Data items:

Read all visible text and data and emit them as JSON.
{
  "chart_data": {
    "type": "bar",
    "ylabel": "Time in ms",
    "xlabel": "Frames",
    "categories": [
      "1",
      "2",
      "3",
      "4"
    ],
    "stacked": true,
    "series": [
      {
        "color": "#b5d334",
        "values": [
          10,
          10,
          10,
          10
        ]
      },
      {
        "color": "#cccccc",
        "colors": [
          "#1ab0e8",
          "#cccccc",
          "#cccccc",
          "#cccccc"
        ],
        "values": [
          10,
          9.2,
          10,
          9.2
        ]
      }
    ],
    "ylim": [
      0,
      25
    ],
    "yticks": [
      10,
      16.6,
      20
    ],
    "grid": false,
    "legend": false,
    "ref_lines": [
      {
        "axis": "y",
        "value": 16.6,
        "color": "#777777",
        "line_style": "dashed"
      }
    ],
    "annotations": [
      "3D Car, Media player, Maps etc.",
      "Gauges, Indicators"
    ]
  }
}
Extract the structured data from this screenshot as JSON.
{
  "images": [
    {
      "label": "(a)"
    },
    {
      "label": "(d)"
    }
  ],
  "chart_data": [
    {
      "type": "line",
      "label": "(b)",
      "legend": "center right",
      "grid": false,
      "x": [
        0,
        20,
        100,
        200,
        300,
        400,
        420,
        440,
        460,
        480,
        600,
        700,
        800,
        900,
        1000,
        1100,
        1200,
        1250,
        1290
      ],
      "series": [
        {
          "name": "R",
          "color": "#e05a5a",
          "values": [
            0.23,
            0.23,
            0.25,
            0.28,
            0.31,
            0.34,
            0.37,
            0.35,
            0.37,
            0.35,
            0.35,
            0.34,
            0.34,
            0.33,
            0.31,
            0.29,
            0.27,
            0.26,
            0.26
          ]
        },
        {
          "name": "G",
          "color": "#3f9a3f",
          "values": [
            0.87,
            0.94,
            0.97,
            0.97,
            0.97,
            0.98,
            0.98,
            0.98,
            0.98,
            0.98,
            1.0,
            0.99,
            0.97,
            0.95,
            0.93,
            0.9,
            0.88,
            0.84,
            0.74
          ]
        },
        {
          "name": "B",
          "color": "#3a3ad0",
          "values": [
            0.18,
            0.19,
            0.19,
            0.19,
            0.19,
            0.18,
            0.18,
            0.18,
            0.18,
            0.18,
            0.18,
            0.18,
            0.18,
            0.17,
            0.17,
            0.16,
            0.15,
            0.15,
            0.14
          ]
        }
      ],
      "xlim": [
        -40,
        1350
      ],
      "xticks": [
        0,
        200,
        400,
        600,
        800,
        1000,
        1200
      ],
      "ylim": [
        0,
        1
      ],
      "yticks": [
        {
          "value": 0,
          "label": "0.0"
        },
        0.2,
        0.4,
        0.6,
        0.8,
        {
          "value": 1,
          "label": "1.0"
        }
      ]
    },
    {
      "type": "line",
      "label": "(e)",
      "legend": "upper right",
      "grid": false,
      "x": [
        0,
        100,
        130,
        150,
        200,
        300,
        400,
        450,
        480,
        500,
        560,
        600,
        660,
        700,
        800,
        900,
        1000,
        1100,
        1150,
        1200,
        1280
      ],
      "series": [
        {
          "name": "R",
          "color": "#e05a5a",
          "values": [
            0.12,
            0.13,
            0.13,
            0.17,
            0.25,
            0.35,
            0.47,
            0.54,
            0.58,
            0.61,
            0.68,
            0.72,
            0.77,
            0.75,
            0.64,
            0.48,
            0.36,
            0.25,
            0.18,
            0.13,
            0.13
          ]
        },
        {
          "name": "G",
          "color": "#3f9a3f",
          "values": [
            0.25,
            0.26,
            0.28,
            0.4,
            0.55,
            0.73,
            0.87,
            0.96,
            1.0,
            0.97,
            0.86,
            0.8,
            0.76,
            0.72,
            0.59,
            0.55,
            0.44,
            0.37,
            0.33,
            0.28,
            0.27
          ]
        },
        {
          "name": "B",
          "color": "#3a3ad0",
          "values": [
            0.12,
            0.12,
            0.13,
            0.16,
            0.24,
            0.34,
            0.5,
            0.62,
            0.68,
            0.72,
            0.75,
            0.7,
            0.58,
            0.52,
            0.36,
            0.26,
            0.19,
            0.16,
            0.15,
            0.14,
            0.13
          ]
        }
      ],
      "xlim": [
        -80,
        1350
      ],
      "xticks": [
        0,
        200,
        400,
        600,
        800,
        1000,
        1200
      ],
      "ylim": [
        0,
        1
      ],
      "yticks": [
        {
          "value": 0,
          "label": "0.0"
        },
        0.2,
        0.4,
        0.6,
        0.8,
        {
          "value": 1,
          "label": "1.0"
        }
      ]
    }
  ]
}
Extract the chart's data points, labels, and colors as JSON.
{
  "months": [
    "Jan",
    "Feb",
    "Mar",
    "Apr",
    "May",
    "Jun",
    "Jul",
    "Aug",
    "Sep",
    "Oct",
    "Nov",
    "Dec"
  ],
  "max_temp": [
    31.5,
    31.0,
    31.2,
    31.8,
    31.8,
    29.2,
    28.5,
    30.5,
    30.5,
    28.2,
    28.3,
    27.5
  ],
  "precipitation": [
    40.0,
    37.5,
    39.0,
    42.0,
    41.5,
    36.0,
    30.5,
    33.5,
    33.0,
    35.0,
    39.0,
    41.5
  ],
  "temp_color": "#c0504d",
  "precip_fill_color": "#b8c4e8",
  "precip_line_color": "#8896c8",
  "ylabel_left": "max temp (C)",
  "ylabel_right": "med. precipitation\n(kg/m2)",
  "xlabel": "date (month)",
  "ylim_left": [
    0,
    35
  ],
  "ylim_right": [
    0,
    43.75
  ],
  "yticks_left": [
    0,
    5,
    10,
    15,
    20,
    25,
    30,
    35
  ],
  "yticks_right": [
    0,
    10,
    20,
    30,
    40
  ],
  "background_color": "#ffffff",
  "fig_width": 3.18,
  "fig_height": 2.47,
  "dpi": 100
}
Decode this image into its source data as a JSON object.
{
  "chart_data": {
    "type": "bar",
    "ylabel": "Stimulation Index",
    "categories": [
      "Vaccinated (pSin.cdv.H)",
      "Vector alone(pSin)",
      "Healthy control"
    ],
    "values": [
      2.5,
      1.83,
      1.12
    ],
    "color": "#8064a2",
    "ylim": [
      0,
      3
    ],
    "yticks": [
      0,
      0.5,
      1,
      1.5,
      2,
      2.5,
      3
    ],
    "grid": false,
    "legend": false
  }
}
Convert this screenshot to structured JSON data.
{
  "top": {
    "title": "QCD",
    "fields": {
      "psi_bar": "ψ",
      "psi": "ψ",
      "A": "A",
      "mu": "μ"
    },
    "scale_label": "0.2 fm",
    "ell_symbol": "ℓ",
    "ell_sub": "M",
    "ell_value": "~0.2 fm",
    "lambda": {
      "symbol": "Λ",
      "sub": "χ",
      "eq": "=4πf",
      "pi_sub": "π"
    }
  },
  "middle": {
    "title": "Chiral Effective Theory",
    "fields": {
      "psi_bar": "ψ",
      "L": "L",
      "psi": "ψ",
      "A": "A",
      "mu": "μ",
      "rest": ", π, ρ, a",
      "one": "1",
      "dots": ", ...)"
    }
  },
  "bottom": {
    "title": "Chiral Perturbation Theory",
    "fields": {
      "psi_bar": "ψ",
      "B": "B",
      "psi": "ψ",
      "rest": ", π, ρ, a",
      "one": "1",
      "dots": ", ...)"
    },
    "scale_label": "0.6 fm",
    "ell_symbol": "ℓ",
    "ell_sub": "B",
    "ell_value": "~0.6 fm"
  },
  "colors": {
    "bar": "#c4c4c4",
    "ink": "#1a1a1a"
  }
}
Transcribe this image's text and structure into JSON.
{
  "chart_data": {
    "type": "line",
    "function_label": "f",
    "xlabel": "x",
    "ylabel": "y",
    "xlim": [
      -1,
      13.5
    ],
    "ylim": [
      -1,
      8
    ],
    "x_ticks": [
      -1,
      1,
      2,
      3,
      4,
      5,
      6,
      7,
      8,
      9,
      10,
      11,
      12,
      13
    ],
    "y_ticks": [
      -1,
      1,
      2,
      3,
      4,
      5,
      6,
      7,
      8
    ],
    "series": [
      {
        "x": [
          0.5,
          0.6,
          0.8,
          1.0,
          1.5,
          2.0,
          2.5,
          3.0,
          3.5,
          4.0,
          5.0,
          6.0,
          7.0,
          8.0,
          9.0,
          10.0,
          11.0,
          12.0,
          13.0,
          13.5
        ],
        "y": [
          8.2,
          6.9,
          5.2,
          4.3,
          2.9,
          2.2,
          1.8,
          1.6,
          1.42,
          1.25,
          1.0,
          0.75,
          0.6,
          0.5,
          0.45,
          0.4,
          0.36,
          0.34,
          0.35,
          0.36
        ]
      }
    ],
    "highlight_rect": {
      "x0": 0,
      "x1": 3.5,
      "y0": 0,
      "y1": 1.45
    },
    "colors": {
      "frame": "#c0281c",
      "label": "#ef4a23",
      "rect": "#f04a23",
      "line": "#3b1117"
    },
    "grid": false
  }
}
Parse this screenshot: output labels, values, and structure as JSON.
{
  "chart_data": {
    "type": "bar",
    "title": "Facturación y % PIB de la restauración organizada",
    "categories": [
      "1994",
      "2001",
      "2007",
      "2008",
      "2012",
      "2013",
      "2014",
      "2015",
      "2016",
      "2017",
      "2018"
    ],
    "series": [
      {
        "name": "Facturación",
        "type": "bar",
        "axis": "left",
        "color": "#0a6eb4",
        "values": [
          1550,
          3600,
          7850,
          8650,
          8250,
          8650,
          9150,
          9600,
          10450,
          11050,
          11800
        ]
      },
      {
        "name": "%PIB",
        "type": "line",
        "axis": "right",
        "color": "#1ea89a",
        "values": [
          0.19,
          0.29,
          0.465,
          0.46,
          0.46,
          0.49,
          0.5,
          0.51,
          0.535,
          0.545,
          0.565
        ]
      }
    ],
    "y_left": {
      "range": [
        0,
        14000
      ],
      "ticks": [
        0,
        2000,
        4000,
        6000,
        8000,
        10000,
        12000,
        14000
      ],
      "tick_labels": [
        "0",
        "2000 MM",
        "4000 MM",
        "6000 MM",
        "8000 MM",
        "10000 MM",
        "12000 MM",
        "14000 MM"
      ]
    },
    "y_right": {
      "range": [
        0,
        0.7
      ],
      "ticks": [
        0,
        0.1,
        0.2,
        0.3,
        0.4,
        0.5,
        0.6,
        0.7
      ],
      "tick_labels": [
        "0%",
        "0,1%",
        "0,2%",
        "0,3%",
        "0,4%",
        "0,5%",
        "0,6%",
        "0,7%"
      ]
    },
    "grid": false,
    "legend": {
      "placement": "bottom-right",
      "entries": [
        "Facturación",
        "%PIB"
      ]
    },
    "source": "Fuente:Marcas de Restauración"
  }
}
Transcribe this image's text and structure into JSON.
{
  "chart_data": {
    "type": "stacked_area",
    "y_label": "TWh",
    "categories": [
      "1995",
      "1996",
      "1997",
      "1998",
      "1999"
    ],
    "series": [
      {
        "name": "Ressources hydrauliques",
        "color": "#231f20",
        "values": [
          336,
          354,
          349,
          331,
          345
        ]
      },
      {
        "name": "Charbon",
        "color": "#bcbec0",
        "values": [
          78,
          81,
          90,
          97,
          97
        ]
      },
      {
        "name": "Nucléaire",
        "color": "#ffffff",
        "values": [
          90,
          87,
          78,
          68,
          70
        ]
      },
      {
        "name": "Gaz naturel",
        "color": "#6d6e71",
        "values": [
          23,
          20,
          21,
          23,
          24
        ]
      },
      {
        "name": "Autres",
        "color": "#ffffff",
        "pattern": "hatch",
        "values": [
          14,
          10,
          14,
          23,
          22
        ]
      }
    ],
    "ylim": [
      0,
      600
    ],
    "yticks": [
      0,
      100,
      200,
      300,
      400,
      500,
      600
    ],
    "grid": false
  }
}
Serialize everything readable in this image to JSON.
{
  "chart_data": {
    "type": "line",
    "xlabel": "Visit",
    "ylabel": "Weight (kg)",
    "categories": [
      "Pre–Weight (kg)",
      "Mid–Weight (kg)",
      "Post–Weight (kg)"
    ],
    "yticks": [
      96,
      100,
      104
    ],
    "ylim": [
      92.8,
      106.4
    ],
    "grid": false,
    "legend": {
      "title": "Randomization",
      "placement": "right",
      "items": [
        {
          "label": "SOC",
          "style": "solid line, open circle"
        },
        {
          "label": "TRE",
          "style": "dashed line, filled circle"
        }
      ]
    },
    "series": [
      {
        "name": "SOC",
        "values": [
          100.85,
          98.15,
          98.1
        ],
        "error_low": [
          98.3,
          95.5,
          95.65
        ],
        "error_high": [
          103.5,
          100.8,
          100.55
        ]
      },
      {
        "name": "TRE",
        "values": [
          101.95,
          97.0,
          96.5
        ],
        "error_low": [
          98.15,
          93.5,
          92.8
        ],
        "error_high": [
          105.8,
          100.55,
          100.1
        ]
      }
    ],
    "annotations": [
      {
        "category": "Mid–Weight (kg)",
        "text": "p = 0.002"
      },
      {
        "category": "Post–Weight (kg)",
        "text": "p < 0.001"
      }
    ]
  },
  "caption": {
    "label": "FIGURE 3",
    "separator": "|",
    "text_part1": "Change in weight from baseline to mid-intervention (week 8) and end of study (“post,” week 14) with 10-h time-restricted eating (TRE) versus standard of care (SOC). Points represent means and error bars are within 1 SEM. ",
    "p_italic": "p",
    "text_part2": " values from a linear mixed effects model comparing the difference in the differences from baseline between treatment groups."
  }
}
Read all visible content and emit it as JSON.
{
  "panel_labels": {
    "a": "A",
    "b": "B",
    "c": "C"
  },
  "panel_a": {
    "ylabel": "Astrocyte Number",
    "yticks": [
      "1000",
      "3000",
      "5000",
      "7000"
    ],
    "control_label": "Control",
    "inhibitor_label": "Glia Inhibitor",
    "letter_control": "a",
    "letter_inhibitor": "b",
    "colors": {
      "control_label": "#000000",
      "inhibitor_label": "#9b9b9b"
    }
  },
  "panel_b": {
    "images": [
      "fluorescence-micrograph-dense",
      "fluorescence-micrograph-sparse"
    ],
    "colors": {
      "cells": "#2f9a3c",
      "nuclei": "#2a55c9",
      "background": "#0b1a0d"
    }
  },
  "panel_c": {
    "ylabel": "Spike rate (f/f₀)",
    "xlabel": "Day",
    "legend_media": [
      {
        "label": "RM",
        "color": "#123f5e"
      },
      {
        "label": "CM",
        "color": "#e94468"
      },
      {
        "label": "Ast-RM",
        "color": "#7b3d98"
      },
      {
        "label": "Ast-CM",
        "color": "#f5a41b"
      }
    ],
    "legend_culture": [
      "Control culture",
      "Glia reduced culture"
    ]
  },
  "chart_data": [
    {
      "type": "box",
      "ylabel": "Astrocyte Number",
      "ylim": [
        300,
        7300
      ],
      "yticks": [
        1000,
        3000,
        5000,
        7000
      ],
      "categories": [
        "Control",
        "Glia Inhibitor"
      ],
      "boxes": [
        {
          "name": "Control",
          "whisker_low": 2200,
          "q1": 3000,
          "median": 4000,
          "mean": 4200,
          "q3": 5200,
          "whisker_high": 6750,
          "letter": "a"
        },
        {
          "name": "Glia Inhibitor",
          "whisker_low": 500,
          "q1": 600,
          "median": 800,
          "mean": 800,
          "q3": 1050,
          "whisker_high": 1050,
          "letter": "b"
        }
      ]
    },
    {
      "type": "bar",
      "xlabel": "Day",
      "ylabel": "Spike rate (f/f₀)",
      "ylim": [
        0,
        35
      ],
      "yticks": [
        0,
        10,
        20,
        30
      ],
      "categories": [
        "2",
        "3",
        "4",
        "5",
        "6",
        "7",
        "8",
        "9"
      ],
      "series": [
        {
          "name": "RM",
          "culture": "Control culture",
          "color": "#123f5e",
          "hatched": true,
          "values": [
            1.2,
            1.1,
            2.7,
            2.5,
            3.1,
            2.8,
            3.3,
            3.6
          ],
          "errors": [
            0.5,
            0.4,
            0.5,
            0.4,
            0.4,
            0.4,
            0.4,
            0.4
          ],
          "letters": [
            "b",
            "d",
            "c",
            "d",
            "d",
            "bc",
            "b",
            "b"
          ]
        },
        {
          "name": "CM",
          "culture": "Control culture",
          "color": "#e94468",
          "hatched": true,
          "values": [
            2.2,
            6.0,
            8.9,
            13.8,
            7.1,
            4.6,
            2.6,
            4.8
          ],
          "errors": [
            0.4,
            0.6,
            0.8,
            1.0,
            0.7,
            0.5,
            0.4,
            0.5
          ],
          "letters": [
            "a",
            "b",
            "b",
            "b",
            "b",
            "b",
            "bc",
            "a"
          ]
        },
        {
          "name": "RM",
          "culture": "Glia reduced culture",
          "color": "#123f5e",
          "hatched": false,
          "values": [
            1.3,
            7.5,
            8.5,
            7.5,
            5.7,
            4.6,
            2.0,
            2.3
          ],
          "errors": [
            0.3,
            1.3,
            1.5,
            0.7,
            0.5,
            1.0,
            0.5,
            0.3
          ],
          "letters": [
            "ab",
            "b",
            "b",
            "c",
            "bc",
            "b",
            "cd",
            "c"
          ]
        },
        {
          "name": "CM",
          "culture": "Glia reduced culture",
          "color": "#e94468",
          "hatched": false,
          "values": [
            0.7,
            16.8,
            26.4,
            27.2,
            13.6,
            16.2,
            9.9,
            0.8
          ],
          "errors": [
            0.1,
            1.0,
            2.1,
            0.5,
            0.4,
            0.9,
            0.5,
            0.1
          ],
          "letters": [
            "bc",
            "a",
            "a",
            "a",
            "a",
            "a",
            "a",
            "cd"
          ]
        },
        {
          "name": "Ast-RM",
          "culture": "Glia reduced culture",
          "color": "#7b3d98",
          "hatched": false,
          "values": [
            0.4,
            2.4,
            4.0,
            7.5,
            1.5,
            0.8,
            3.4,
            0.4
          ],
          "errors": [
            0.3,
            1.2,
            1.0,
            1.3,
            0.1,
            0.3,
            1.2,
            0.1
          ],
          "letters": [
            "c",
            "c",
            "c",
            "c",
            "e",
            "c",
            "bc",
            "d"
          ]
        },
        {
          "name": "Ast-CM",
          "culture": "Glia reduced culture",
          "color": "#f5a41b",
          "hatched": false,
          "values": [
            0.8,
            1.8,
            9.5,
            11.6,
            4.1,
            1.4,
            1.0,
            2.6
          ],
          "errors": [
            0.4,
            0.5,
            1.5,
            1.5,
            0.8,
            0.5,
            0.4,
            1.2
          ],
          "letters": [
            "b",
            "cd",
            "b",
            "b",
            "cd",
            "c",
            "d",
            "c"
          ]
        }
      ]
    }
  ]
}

### Aim of the exercise
From the data, list each line in which the string "JSON" appears.

### Exercise result
Read all visible text and data and emit them as JSON.
Extract the structured data from this screenshot as JSON.
Extract the chart's data points, labels, and colors as JSON.
Decode this image into its source data as a JSON object.
Convert this screenshot to structured JSON data.
Transcribe this image's text and structure into JSON.
Parse this screenshot: output labels, values, and structure as JSON.
Transcribe this image's text and structure into JSON.
Serialize everything readable in this image to JSON.
Read all visible content and emit it as JSON.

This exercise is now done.